**WORK TO DO:**
Exactly reproduce each record listed below.

start EXTRACTED ENTRIES

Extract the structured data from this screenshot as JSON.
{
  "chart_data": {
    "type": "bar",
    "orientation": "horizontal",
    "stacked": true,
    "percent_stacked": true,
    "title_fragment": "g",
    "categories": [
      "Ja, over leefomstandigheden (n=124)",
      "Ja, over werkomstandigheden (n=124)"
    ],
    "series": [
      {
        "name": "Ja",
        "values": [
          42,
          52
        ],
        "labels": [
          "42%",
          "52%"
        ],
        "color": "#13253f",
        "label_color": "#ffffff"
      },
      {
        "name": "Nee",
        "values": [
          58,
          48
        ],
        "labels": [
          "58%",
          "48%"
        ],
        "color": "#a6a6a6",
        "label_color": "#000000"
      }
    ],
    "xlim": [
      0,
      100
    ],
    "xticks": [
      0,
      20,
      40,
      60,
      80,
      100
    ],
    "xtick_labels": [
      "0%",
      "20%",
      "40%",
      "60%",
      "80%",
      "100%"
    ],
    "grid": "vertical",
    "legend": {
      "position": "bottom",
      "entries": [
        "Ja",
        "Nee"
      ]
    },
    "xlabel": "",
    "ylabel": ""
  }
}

end EXTRACTED ENTRIES

**SOLUTION FOR THIS PROBLEM:**
Extract the structured data from this screenshot as JSON.
{
  "chart_data": {
    "type": "bar",
    "orientation": "horizontal",
    "stacked": true,
    "percent_stacked": true,
    "title_fragment": "g",
    "categories": [
      "Ja, over leefomstandigheden (n=124)",
      "Ja, over werkomstandigheden (n=124)"
    ],
    "series": [
      {
        "name": "Ja",
        "values": [
          42,
          52
        ],
        "labels": [
          "42%",
          "52%"
        ],
        "color": "#13253f",
        "label_color": "#ffffff"
      },
      {
        "name": "Nee",
        "values": [
          58,
          48
        ],
        "labels": [
          "58%",
          "48%"
        ],
        "color": "#a6a6a6",
        "label_color": "#000000"
      }
    ],
    "xlim": [
      0,
      100
    ],
    "xticks": [
      0,
      20,
      40,
      60,
      80,
      100
    ],
    "xtick_labels": [
      "0%",
      "20%",
      "40%",
      "60%",
      "80%",
      "100%"
    ],
    "grid": "vertical",
    "legend": {
      "position": "bottom",
      "entries": [
        "Ja",
        "Nee"
      ]
    },
    "xlabel": "",
    "ylabel": ""
  }
}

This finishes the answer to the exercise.